# [SUPPLIED RECORDS]

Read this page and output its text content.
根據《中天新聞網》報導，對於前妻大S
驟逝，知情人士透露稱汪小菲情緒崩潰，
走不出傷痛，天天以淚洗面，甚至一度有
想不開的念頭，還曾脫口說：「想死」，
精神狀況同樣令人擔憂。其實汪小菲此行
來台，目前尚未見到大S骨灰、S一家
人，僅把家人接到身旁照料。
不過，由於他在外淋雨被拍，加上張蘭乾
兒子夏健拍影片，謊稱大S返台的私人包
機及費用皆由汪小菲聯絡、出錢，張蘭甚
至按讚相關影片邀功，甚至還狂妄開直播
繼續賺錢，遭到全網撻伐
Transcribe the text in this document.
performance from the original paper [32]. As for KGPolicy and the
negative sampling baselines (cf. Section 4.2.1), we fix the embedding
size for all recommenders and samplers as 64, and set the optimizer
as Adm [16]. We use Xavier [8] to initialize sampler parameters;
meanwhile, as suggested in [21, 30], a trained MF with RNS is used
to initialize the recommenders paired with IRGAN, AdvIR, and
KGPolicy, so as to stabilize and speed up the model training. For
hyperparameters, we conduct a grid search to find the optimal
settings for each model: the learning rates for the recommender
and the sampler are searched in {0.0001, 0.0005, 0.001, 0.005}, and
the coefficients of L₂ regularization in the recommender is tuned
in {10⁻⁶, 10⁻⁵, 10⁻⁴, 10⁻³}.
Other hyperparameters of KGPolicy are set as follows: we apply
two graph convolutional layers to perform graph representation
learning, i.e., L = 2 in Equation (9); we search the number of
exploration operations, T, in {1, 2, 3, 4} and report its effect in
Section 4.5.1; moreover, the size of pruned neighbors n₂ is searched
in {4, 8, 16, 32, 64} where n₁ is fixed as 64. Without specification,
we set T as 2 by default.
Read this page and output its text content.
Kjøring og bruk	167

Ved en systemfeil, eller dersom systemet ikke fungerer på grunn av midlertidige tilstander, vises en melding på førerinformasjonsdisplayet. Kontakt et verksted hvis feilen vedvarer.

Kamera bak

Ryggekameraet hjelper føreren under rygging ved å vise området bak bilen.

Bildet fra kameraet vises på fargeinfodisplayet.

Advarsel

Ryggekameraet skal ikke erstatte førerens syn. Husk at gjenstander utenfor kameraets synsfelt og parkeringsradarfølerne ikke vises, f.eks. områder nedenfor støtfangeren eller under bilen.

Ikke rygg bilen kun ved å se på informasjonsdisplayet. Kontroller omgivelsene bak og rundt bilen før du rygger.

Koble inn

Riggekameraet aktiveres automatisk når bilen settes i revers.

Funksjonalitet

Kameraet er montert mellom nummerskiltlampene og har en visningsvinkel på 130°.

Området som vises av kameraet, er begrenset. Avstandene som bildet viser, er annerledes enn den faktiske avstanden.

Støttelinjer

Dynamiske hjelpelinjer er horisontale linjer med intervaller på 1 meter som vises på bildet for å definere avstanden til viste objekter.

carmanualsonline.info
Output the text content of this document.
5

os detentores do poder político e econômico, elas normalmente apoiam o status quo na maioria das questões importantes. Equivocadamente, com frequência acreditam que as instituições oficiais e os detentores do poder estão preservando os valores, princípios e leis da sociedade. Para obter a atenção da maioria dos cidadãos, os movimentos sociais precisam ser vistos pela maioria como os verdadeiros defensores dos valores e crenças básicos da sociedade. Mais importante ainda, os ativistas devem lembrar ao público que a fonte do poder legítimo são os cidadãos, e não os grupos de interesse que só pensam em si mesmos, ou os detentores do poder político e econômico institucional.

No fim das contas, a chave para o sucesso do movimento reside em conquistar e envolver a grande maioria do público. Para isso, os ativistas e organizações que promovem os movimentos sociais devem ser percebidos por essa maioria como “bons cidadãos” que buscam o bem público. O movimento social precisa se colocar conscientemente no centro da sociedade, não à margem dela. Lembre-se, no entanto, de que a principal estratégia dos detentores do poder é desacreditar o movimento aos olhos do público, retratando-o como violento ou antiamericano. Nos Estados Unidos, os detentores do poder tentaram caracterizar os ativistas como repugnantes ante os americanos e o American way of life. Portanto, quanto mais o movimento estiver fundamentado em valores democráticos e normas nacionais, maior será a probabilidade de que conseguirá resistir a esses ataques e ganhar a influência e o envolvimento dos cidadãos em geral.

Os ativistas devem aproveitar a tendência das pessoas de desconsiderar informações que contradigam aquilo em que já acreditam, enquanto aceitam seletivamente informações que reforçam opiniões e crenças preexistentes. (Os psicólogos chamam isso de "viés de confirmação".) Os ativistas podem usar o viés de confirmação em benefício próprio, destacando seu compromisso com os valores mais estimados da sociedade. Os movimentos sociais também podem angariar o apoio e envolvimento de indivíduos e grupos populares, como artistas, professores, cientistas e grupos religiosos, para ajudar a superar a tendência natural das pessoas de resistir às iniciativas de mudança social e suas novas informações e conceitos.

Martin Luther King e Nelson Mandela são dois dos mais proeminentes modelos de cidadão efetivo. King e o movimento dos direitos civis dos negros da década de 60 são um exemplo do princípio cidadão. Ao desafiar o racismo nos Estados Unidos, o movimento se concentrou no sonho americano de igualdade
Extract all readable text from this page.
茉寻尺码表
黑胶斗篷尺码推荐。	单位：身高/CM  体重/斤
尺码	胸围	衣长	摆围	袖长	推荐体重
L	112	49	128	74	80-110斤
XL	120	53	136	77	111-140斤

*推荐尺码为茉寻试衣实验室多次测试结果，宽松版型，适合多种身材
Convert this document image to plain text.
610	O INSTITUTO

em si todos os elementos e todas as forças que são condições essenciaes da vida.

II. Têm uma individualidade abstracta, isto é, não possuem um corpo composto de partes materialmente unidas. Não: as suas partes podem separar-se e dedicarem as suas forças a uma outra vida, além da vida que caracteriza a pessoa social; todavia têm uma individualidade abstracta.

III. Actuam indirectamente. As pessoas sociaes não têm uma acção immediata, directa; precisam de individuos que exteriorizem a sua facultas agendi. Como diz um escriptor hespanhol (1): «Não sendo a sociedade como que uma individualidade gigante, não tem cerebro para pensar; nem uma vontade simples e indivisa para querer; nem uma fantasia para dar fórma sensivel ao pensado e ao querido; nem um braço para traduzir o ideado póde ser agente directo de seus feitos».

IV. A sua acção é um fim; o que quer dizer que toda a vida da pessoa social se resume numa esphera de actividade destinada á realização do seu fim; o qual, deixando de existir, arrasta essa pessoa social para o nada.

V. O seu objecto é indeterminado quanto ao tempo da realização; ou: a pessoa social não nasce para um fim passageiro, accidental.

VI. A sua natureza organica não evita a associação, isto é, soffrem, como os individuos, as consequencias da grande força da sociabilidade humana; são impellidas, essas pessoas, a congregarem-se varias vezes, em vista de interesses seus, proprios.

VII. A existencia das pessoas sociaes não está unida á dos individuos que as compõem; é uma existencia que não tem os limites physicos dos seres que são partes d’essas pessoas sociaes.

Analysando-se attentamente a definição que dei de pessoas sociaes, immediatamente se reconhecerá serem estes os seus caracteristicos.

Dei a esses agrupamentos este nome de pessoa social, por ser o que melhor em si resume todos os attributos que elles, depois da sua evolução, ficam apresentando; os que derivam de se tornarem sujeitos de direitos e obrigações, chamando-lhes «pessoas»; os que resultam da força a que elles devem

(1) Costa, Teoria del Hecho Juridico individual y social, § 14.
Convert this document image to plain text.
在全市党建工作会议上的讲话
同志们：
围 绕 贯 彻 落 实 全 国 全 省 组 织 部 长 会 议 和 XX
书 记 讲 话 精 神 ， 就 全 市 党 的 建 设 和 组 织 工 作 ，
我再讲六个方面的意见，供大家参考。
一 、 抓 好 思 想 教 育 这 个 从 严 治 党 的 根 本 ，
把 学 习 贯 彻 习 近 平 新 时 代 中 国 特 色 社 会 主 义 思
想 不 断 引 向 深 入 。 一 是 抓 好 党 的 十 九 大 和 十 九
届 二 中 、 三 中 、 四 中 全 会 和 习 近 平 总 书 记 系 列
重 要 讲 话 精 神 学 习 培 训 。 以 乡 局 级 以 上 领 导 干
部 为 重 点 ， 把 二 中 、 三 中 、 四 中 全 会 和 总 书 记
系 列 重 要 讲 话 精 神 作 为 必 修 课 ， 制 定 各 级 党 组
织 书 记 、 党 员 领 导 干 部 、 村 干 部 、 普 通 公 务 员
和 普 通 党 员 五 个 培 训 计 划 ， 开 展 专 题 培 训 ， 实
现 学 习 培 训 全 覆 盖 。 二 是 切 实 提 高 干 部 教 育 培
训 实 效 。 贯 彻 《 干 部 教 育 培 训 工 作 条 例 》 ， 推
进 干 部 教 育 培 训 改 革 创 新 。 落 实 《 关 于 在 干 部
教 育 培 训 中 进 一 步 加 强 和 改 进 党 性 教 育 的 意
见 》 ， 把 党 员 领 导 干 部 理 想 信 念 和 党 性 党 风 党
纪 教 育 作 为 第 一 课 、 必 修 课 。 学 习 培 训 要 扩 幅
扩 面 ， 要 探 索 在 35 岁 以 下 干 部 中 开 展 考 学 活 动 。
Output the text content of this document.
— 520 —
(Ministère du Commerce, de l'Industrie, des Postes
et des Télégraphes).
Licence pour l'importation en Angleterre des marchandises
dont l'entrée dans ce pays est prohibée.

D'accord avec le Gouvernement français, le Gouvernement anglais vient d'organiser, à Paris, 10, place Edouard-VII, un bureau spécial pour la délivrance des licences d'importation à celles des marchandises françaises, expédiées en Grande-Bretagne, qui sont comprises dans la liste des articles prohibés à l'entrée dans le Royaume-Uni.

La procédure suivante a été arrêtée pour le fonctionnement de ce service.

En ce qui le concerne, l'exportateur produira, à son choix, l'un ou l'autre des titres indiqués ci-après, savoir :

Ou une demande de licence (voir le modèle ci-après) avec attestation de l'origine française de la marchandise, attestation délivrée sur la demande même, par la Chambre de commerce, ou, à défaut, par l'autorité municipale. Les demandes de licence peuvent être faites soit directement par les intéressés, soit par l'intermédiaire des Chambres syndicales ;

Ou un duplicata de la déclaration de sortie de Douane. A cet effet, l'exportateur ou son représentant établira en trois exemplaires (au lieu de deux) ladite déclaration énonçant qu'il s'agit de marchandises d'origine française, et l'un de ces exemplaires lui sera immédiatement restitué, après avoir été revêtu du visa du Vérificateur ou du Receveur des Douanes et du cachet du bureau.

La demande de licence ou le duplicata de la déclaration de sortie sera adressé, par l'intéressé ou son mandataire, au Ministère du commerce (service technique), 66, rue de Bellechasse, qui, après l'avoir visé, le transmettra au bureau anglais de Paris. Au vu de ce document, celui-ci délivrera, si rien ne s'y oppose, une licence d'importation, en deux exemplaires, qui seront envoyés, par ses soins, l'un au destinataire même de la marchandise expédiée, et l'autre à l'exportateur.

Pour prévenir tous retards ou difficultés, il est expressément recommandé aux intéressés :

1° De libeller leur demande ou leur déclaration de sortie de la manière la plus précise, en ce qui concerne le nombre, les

# [STATED EXERCISE]
Within the data above, pick out all lines holding the word "entrée".

# [RESPONSE BELOW]
dont l'entrée dans ce pays est prohibée.
D'accord avec le Gouvernement français, le Gouvernement anglais vient d'organiser, à Paris, 10, place Edouard-VII, un bureau spécial pour la délivrance des licences d'importation à celles des marchandises françaises, expédiées en Grande-Bretagne, qui sont comprises dans la liste des articles prohibés à l'entrée dans le Royaume-Uni.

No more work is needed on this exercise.